Data shown:
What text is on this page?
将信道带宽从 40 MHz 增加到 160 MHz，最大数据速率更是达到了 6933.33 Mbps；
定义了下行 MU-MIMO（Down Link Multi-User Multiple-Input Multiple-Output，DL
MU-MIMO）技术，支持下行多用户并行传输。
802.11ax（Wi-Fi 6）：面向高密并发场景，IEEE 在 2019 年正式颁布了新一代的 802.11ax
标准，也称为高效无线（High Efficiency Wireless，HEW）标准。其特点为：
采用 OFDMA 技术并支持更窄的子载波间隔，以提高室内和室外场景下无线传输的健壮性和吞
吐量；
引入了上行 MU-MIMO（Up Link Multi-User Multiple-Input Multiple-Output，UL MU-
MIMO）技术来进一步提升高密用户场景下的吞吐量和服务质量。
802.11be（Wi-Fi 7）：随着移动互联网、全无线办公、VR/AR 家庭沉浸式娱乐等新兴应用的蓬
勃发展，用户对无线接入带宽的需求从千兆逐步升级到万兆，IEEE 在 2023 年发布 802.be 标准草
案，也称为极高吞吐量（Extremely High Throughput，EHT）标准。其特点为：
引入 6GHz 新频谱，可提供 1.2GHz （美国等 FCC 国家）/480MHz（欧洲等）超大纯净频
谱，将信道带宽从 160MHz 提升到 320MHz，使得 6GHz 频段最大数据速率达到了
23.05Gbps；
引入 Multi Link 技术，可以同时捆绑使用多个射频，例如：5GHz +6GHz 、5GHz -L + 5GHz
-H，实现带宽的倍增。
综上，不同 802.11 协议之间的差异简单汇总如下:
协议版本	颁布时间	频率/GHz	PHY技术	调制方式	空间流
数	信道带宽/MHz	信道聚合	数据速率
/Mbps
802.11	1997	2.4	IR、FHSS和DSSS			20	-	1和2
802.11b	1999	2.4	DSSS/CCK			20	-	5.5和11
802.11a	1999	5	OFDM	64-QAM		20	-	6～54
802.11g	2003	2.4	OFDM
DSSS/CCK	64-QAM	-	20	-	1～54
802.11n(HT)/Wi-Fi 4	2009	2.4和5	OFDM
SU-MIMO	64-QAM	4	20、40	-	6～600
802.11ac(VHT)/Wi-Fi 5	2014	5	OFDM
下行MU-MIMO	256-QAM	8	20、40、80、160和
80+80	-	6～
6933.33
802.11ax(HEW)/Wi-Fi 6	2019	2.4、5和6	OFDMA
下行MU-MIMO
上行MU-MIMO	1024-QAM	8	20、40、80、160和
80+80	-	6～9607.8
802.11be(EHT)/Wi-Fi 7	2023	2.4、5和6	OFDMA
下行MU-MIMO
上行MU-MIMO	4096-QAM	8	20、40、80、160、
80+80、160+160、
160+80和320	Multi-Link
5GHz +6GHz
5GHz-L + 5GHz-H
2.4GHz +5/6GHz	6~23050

Work instructions: Your task is to transcribe the listing above in full, exactly as given.

Written reply:
What text is on this page?
将信道带宽从 40 MHz 增加到 160 MHz，最大数据速率更是达到了 6933.33 Mbps；
定义了下行 MU-MIMO（Down Link Multi-User Multiple-Input Multiple-Output，DL
MU-MIMO）技术，支持下行多用户并行传输。
802.11ax（Wi-Fi 6）：面向高密并发场景，IEEE 在 2019 年正式颁布了新一代的 802.11ax
标准，也称为高效无线（High Efficiency Wireless，HEW）标准。其特点为：
采用 OFDMA 技术并支持更窄的子载波间隔，以提高室内和室外场景下无线传输的健壮性和吞
吐量；
引入了上行 MU-MIMO（Up Link Multi-User Multiple-Input Multiple-Output，UL MU-
MIMO）技术来进一步提升高密用户场景下的吞吐量和服务质量。
802.11be（Wi-Fi 7）：随着移动互联网、全无线办公、VR/AR 家庭沉浸式娱乐等新兴应用的蓬
勃发展，用户对无线接入带宽的需求从千兆逐步升级到万兆，IEEE 在 2023 年发布 802.be 标准草
案，也称为极高吞吐量（Extremely High Throughput，EHT）标准。其特点为：
引入 6GHz 新频谱，可提供 1.2GHz （美国等 FCC 国家）/480MHz（欧洲等）超大纯净频
谱，将信道带宽从 160MHz 提升到 320MHz，使得 6GHz 频段最大数据速率达到了
23.05Gbps；
引入 Multi Link 技术，可以同时捆绑使用多个射频，例如：5GHz +6GHz 、5GHz -L + 5GHz
-H，实现带宽的倍增。
综上，不同 802.11 协议之间的差异简单汇总如下:
协议版本	颁布时间	频率/GHz	PHY技术	调制方式	空间流
数	信道带宽/MHz	信道聚合	数据速率
/Mbps
802.11	1997	2.4	IR、FHSS和DSSS			20	-	1和2
802.11b	1999	2.4	DSSS/CCK			20	-	5.5和11
802.11a	1999	5	OFDM	64-QAM		20	-	6～54
802.11g	2003	2.4	OFDM
DSSS/CCK	64-QAM	-	20	-	1～54
802.11n(HT)/Wi-Fi 4	2009	2.4和5	OFDM
SU-MIMO	64-QAM	4	20、40	-	6～600
802.11ac(VHT)/Wi-Fi 5	2014	5	OFDM
下行MU-MIMO	256-QAM	8	20、40、80、160和
80+80	-	6～
6933.33
802.11ax(HEW)/Wi-Fi 6	2019	2.4、5和6	OFDMA
下行MU-MIMO
上行MU-MIMO	1024-QAM	8	20、40、80、160和
80+80	-	6～9607.8
802.11be(EHT)/Wi-Fi 7	2023	2.4、5和6	OFDMA
下行MU-MIMO
上行MU-MIMO	4096-QAM	8	20、40、80、160、
80+80、160+160、
160+80和320	Multi-Link
5GHz +6GHz
5GHz-L + 5GHz-H
2.4GHz +5/6GHz	6~23050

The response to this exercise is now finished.